Exercise description:
Pick out every line with the word "subtitle" and copy it.

Supplied records:
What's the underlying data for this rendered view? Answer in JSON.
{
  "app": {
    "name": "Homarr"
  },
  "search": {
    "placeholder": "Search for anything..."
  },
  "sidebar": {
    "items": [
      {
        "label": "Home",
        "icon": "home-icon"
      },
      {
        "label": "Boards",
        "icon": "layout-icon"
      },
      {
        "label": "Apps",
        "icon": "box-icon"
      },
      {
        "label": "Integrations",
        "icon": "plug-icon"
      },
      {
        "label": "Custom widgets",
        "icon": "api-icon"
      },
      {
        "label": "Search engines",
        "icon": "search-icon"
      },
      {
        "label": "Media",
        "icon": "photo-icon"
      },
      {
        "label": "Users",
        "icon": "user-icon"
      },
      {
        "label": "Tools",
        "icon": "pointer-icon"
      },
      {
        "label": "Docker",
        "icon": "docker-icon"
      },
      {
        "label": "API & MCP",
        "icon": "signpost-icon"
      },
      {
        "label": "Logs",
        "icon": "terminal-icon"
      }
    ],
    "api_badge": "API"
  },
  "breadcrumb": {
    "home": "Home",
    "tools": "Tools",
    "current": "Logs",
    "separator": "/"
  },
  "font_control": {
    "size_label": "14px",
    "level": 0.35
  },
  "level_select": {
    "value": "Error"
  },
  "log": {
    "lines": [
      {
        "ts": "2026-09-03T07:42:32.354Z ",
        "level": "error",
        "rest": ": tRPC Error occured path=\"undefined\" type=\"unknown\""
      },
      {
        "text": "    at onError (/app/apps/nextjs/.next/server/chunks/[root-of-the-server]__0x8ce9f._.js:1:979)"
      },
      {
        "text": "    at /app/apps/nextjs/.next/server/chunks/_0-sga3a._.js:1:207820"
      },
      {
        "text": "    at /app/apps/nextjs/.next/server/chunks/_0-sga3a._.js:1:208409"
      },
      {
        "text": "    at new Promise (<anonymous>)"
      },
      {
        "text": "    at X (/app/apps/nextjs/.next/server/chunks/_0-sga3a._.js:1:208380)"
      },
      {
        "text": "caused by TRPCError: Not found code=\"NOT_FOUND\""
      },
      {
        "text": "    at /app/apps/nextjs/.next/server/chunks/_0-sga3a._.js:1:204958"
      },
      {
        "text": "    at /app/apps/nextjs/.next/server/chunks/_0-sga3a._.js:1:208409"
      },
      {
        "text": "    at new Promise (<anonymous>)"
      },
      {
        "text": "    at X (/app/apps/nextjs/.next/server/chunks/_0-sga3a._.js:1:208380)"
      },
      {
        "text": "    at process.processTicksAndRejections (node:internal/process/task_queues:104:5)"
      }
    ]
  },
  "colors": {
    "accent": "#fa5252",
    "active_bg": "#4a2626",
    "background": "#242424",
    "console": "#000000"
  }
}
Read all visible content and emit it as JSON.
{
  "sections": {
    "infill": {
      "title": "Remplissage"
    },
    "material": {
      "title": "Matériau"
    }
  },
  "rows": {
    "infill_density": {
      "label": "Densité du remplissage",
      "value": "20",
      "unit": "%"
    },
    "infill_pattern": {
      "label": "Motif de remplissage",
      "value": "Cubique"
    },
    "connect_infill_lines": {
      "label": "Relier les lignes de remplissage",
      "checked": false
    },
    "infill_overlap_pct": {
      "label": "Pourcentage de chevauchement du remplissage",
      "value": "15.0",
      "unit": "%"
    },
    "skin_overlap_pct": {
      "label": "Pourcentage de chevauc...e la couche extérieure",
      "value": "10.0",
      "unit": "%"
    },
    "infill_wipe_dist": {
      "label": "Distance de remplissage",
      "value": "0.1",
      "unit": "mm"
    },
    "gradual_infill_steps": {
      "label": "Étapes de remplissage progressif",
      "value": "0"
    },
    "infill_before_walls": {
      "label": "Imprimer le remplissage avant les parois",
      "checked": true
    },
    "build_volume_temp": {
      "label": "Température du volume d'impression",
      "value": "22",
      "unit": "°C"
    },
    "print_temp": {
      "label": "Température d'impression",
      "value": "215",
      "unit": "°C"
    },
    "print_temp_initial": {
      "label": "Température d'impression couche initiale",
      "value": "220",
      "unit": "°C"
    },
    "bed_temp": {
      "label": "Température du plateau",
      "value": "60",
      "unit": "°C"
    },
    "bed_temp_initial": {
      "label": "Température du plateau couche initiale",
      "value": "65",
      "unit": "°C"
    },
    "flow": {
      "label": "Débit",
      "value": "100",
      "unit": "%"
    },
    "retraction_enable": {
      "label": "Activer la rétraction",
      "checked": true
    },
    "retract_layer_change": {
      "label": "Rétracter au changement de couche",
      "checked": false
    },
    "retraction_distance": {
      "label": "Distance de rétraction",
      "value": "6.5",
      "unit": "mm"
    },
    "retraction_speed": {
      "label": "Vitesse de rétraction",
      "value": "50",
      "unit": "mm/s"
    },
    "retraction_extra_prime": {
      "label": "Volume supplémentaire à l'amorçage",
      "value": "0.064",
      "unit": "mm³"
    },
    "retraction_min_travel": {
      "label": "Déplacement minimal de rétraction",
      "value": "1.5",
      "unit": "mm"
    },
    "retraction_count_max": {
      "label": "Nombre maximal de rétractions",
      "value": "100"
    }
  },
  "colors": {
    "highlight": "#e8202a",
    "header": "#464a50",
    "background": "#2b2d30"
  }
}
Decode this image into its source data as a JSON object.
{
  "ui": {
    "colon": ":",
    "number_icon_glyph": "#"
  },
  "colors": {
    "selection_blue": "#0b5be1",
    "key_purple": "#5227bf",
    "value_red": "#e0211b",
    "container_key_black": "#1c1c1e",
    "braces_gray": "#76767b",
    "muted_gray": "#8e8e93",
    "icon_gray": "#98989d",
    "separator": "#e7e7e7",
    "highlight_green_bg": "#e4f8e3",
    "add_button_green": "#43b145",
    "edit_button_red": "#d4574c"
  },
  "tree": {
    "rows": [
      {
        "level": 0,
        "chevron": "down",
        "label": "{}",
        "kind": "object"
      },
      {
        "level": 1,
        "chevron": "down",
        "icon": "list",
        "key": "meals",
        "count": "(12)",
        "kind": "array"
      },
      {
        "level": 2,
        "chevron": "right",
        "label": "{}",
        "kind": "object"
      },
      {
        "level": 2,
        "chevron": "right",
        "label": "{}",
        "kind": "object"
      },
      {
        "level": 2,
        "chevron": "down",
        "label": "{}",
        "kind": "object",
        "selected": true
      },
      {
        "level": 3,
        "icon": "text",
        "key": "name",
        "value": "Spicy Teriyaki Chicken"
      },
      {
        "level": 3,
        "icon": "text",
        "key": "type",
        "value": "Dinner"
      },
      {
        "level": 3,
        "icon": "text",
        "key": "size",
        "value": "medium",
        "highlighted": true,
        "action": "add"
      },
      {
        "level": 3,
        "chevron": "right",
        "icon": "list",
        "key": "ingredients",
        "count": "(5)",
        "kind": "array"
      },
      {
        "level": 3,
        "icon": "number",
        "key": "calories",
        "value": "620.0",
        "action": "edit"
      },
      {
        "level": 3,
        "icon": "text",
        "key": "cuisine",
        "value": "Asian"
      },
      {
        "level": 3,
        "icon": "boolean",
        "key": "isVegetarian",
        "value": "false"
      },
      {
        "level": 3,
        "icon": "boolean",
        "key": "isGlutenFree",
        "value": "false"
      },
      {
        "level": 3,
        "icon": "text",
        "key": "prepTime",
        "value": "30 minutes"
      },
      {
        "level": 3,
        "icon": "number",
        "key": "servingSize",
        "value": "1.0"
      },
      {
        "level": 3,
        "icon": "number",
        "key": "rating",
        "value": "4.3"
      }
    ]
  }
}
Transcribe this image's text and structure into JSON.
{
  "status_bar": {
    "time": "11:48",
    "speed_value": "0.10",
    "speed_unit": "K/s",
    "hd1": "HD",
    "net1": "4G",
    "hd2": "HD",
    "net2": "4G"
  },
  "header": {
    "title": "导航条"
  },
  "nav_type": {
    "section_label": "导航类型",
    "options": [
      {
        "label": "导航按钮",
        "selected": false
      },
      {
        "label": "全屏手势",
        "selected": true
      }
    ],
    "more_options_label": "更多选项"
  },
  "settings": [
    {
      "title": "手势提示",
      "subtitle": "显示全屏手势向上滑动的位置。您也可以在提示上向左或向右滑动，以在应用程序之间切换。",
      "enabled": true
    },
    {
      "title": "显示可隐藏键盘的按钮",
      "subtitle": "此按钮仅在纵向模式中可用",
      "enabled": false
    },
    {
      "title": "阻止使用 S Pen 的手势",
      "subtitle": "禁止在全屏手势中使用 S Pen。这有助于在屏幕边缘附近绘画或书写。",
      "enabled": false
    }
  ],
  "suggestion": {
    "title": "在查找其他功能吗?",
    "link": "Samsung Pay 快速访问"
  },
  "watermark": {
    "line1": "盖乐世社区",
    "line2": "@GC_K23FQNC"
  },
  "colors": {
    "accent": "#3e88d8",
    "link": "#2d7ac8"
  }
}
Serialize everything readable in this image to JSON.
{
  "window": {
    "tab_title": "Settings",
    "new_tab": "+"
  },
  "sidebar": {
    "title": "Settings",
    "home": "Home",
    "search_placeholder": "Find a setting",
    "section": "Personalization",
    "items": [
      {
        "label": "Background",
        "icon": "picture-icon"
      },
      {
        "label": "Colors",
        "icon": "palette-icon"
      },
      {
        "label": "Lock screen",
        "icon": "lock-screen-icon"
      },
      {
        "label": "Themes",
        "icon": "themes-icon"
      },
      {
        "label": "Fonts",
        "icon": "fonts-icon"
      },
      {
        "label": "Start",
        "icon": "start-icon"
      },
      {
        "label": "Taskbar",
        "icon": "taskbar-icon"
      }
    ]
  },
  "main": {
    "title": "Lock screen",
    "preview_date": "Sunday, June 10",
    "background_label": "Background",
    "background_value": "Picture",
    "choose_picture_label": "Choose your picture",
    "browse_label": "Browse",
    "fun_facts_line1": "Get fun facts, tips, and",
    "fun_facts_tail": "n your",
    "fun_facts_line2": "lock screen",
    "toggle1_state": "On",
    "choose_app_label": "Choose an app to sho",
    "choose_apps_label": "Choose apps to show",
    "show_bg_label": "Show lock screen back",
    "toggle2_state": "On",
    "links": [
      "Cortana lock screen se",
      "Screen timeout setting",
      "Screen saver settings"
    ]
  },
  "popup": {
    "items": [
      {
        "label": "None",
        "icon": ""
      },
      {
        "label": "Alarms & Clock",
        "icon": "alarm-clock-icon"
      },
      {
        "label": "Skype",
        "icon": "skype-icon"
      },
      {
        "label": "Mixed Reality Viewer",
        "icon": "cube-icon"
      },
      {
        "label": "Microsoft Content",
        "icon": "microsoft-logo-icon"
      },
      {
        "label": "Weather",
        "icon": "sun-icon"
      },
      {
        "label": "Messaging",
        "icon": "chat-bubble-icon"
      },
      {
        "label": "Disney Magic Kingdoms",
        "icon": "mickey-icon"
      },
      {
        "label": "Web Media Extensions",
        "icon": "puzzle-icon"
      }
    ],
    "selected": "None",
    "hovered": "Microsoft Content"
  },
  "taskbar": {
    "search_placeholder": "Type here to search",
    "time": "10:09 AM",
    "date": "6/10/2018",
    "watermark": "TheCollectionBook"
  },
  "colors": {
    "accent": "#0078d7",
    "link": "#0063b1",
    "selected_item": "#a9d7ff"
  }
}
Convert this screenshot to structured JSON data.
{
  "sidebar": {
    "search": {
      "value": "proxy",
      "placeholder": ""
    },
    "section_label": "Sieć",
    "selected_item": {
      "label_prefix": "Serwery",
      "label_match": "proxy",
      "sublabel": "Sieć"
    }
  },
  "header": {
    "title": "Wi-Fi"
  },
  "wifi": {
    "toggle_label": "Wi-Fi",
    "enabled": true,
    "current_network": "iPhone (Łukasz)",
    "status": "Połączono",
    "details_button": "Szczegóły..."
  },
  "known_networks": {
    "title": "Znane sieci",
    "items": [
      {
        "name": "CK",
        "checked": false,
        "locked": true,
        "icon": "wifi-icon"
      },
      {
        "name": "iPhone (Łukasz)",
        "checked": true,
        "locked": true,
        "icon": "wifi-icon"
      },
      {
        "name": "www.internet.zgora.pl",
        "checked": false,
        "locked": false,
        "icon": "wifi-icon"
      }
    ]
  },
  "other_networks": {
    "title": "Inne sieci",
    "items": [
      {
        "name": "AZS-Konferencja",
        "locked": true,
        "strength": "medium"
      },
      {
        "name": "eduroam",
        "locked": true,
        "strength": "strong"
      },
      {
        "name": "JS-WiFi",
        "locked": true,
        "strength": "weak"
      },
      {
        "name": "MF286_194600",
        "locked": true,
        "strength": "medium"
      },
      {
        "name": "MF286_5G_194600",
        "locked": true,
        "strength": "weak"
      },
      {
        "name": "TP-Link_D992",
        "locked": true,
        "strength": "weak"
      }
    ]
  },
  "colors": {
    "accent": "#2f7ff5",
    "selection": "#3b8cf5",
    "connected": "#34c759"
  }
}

Written response:
      "subtitle": "显示全屏手势向上滑动的位置。您也可以在提示上向左或向右滑动，以在应用程序之间切换。",
      "subtitle": "此按钮仅在纵向模式中可用",
      "subtitle": "禁止在全屏手势中使用 S Pen。这有助于在屏幕边缘附近绘画或书写。",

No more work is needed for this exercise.